_Material shown:_

>> START

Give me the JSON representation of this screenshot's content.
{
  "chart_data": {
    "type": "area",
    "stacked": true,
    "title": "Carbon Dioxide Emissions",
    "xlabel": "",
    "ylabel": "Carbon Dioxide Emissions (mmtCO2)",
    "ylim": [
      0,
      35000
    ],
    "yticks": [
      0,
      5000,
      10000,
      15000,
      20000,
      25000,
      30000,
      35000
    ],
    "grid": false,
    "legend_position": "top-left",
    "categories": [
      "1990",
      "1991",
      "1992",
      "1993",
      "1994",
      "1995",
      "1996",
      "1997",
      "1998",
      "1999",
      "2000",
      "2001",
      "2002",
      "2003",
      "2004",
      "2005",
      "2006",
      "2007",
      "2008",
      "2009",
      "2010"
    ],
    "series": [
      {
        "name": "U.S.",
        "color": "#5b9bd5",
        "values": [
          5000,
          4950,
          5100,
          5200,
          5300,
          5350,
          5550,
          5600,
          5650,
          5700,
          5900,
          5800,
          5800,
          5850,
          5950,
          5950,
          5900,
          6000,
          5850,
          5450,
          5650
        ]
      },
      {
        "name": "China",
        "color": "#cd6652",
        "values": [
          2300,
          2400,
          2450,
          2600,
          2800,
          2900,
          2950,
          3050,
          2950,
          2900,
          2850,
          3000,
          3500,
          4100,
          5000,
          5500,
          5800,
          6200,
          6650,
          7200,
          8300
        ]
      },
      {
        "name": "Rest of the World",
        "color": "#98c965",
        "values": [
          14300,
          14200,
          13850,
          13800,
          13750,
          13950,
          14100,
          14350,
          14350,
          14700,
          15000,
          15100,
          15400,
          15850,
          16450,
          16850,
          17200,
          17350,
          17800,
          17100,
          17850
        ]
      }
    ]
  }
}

>> END
>> START

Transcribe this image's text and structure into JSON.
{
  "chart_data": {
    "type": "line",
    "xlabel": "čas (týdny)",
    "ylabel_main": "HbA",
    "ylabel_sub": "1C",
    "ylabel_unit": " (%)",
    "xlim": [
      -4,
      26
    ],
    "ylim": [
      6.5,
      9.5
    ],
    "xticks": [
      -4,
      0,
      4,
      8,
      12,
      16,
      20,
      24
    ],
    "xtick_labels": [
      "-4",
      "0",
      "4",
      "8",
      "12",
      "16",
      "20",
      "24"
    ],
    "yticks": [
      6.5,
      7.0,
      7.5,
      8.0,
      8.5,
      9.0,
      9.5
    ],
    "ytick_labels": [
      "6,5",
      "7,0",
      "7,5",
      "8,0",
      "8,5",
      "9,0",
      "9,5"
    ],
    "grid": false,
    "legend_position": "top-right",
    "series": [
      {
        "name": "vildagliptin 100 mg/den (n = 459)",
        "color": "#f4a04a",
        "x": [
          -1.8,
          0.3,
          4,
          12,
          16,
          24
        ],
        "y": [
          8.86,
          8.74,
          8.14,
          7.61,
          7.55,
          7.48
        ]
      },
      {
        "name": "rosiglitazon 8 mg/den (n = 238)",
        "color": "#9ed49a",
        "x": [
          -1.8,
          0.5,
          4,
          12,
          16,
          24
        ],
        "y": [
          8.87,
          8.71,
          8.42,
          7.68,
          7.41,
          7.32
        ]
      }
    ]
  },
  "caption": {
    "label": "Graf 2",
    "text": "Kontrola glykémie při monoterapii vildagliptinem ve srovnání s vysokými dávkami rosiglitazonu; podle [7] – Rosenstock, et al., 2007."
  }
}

>> END

_Exercise prompt:_ Find all lines with "this" in them and copy each one.

_Response below:_
Give me the JSON representation of this screenshot's content.
Transcribe this image's text and structure into JSON.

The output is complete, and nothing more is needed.